BEGIN Data rows

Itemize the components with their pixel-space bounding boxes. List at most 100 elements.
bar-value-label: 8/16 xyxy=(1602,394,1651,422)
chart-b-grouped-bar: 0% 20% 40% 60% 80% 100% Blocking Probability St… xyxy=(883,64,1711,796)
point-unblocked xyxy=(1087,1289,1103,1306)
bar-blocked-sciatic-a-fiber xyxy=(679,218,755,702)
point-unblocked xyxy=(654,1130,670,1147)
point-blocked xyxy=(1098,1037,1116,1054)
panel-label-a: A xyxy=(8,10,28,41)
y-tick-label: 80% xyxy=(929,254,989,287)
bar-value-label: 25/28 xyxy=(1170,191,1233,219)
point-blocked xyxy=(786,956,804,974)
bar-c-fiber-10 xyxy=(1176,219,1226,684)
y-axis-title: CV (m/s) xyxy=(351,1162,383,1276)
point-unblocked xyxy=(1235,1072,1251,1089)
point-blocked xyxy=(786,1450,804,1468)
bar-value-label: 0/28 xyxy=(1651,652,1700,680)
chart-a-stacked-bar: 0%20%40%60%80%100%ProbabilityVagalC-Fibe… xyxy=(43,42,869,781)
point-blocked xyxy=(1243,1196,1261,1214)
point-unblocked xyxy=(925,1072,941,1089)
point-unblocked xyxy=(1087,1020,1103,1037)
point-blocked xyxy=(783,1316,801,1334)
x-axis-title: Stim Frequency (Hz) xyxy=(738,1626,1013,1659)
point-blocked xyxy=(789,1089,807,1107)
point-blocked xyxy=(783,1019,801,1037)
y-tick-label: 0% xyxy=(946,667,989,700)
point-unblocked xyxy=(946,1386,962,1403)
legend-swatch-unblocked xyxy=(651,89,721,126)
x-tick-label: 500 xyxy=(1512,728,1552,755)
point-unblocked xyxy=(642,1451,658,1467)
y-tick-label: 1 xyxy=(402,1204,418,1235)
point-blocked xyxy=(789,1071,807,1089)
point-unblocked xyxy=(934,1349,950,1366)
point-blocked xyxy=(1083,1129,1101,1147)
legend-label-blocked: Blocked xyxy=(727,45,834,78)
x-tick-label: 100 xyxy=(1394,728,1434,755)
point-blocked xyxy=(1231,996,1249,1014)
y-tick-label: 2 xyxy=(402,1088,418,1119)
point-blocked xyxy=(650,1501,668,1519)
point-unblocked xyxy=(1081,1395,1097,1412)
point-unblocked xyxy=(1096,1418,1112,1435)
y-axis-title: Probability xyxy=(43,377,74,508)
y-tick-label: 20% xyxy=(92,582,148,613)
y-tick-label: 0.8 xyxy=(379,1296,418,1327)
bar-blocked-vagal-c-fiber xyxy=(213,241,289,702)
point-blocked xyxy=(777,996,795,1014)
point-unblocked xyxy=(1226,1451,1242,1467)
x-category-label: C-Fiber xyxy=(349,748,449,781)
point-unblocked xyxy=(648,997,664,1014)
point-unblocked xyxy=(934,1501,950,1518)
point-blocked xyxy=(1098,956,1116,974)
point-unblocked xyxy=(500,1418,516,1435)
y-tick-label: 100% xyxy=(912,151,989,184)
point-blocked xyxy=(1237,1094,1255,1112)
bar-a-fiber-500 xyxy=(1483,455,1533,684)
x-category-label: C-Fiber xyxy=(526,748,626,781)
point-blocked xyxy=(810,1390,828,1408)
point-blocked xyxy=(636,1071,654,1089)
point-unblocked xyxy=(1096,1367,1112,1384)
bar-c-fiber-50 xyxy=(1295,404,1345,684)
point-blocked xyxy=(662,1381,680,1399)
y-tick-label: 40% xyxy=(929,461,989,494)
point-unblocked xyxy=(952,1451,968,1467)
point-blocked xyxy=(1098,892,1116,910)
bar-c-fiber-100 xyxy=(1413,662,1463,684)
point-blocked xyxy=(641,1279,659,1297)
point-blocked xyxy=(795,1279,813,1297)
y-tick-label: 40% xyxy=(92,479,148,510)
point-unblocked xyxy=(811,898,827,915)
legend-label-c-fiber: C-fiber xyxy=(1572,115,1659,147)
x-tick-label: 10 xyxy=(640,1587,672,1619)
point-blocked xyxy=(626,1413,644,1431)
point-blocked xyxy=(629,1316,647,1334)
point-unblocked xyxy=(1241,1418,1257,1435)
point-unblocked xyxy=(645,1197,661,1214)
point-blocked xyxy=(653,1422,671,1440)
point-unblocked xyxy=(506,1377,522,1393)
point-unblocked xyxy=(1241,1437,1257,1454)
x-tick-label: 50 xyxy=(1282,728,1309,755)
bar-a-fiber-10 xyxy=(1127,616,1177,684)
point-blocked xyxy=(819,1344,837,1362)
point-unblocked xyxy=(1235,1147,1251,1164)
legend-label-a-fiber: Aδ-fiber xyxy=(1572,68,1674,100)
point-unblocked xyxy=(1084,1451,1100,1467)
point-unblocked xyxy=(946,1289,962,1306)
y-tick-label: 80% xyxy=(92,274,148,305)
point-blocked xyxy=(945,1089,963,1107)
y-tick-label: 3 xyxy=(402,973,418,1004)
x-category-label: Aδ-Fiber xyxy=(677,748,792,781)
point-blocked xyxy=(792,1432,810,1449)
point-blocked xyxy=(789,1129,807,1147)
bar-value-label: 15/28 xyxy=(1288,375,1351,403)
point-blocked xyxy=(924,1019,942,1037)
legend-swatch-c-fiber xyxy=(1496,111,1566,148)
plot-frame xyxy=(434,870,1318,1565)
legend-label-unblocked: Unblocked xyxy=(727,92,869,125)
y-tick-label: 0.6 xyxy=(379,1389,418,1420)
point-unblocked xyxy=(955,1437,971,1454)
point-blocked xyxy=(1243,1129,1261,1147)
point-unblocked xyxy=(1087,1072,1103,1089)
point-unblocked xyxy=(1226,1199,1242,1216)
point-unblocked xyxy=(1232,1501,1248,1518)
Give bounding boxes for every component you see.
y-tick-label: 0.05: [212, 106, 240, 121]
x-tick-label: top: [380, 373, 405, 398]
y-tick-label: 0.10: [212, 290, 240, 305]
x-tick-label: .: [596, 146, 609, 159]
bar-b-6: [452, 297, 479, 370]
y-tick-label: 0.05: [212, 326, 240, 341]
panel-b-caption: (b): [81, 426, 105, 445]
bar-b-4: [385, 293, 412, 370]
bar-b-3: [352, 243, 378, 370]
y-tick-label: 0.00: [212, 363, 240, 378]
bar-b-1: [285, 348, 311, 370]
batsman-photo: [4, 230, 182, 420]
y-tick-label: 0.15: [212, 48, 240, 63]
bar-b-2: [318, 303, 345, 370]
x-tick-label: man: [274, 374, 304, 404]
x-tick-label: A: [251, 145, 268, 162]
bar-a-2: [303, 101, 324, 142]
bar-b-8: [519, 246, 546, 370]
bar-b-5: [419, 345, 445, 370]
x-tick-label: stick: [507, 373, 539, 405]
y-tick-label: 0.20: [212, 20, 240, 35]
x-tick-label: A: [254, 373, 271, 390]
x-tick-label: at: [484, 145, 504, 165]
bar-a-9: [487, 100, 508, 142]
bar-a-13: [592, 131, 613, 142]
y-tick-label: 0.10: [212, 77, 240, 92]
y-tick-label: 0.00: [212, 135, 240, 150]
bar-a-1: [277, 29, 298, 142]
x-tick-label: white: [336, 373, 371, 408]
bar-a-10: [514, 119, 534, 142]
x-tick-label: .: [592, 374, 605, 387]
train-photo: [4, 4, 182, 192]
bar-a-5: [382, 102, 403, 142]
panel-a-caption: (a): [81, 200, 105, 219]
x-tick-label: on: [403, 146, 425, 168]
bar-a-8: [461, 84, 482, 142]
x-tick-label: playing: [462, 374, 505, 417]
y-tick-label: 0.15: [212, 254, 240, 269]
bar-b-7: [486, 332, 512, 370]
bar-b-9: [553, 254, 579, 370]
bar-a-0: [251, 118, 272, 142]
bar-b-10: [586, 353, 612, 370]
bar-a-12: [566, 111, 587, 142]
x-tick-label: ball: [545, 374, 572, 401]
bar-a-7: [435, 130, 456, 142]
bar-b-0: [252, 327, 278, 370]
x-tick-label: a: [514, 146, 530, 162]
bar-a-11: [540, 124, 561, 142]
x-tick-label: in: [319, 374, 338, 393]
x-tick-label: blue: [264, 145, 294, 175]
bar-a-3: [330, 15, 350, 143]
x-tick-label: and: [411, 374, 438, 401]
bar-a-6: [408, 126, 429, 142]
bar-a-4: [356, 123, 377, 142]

END Data rows

> Exercise
Reproduce the material word for word, from its first line through the line that contains "y-axis-title: CV (m/s)", including both ends.

> Solution
Itemize the components with their pixel-space bounding boxes. List at most 100 elements.
bar-value-label: 8/16 xyxy=(1602,394,1651,422)
chart-b-grouped-bar: 0% 20% 40% 60% 80% 100% Blocking Probability St… xyxy=(883,64,1711,796)
point-unblocked xyxy=(1087,1289,1103,1306)
bar-blocked-sciatic-a-fiber xyxy=(679,218,755,702)
point-unblocked xyxy=(654,1130,670,1147)
point-blocked xyxy=(1098,1037,1116,1054)
panel-label-a: A xyxy=(8,10,28,41)
y-tick-label: 80% xyxy=(929,254,989,287)
bar-value-label: 25/28 xyxy=(1170,191,1233,219)
point-blocked xyxy=(786,956,804,974)
bar-c-fiber-10 xyxy=(1176,219,1226,684)
y-axis-title: CV (m/s) xyxy=(351,1162,383,1276)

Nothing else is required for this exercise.